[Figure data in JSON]
---*---

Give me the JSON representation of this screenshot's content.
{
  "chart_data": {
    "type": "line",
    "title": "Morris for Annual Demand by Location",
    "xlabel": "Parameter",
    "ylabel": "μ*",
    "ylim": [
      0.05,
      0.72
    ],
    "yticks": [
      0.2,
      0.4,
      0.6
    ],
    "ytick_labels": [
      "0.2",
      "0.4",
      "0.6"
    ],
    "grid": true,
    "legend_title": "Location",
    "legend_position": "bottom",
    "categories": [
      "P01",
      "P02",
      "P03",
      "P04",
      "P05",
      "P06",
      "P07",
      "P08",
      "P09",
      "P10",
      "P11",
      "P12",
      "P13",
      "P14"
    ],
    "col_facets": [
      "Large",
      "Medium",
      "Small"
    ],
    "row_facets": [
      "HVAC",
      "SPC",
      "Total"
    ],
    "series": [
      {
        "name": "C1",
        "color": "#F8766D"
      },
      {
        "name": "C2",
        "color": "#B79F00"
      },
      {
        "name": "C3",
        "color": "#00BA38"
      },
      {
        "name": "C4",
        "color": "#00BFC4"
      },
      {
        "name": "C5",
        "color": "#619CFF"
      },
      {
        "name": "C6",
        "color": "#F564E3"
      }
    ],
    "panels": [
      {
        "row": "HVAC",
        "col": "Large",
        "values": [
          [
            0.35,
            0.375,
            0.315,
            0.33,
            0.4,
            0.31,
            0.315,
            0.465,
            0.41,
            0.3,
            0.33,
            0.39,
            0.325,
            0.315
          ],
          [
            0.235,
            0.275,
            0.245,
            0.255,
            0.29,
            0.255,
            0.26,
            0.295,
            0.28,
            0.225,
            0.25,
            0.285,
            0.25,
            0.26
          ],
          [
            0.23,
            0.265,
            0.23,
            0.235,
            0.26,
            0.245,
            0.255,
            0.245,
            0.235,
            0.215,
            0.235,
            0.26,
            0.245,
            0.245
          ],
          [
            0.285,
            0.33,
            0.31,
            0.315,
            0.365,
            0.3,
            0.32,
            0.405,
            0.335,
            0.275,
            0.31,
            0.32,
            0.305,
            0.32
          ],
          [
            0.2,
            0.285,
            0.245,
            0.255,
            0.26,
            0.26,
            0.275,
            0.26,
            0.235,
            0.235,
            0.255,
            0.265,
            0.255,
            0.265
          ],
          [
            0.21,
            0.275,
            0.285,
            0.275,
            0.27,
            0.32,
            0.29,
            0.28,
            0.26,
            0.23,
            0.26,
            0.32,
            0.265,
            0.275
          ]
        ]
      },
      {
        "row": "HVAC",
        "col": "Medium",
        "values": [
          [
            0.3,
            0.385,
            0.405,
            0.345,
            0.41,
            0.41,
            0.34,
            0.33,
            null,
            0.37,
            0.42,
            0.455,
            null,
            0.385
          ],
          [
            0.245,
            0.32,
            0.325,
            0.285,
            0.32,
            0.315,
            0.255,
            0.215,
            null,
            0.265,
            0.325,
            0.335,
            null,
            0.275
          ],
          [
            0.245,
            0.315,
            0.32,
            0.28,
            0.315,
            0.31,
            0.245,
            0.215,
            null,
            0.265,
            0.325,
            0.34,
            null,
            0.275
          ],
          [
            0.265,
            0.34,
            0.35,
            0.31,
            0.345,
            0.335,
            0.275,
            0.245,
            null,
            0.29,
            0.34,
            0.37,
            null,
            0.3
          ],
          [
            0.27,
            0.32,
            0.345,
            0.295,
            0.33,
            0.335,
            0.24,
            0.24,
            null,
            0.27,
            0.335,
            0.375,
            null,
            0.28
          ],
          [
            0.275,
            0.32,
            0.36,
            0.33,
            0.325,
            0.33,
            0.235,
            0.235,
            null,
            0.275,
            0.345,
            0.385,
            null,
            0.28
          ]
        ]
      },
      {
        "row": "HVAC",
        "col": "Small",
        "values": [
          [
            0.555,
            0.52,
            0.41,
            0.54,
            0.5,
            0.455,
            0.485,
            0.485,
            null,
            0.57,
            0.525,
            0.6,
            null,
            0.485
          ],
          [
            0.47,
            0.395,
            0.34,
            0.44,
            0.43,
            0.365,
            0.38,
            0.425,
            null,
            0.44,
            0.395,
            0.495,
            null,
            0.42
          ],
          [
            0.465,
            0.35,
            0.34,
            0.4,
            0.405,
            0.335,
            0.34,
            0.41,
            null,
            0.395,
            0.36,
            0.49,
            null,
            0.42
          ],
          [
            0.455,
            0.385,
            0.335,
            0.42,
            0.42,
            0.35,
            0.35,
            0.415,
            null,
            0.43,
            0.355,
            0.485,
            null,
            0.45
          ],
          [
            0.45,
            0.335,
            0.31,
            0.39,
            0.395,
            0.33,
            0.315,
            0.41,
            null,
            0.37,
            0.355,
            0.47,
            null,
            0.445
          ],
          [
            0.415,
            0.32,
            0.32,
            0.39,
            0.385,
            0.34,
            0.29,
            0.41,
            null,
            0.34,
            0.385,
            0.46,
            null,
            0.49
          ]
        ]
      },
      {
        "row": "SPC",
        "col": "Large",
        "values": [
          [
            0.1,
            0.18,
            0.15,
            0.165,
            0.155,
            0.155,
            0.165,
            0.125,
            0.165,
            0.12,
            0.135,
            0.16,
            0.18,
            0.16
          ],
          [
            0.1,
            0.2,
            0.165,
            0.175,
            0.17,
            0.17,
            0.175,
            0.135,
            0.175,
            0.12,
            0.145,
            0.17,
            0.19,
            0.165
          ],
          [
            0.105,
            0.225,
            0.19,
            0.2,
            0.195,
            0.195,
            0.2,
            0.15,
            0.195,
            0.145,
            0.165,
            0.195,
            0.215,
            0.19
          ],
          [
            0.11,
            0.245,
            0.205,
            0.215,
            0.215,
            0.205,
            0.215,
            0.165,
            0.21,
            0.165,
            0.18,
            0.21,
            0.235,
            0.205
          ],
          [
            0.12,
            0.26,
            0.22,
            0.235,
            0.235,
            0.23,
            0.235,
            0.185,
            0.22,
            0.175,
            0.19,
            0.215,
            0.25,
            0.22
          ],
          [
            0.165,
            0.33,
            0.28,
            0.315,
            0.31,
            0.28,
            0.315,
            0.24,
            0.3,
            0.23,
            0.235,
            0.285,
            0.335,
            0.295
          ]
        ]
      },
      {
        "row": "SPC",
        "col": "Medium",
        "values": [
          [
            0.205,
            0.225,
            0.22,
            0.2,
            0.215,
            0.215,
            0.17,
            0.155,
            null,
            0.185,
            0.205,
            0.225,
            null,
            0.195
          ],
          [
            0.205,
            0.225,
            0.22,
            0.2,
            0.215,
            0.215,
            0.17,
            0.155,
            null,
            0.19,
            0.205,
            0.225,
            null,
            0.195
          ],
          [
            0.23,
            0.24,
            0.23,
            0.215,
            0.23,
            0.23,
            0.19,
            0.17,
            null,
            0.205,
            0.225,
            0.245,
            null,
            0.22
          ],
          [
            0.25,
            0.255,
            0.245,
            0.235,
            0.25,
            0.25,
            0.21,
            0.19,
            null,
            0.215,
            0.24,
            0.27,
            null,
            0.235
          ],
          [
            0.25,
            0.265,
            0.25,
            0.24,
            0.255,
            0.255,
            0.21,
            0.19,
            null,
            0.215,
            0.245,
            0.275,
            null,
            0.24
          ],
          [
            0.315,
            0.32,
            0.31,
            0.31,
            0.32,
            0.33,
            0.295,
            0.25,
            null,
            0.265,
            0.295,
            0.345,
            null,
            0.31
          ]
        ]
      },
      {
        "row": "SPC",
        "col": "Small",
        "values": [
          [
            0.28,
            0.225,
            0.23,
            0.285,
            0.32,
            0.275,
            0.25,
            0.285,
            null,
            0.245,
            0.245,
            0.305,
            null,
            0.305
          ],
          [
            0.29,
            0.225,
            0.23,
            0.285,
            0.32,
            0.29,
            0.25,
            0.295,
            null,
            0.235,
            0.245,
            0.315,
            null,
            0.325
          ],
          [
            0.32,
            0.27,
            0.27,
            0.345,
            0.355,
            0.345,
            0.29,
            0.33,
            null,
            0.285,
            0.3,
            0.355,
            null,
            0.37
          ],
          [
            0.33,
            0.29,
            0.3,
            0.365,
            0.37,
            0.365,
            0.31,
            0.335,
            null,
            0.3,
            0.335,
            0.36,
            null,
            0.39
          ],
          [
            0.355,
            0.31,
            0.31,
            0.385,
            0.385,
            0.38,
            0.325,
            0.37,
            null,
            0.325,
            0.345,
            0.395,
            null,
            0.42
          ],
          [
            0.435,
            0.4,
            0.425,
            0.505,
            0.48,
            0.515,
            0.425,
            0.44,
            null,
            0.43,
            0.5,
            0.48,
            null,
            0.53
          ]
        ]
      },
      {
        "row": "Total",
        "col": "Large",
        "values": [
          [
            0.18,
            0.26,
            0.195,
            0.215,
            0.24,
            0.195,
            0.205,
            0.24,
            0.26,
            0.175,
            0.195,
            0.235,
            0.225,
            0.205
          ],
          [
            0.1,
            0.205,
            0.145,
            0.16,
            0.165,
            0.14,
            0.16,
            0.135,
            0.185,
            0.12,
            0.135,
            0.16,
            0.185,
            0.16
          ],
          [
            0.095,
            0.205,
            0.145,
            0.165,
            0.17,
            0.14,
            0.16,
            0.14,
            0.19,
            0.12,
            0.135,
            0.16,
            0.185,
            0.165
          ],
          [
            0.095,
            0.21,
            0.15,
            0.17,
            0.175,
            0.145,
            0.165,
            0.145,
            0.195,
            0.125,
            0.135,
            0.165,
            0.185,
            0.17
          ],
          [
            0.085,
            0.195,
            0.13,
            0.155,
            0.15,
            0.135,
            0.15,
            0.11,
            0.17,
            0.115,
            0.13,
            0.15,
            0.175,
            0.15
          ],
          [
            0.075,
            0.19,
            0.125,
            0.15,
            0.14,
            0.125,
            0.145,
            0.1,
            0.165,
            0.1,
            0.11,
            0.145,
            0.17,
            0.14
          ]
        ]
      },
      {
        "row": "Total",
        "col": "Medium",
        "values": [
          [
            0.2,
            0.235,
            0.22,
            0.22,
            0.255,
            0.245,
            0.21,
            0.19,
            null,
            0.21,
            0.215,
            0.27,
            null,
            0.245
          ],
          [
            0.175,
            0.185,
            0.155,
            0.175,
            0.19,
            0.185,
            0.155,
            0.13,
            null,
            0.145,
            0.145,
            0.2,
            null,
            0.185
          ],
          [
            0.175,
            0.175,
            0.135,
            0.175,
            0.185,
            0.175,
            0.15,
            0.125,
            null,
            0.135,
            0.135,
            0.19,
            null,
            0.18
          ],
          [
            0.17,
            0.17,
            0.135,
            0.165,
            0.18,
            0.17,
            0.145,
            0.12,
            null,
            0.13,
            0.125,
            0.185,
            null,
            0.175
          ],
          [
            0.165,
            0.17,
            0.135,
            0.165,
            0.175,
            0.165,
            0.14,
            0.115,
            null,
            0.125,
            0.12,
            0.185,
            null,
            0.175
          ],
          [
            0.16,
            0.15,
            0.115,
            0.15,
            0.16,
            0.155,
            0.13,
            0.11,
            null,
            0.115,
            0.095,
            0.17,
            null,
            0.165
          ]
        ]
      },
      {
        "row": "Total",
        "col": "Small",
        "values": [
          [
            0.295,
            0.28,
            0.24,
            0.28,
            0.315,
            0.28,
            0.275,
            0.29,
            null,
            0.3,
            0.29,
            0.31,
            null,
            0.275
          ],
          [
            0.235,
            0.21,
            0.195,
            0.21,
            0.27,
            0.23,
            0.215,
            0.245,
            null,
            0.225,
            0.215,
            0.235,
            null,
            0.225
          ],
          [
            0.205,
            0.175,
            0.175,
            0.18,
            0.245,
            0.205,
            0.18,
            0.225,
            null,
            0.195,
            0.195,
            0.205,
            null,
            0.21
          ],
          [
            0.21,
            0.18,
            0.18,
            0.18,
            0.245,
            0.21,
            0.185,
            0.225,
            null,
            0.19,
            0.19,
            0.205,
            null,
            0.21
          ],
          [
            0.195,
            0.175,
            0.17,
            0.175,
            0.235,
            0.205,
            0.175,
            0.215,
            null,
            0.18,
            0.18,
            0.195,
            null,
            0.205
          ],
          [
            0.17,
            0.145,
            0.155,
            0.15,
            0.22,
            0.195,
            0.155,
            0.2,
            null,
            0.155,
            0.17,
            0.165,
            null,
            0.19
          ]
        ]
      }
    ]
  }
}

---*---

Show each line in the entries that holds the string "name".

        "name": "C1",
        "name": "C2",
        "name": "C3",
        "name": "C4",
        "name": "C5",
        "name": "C6",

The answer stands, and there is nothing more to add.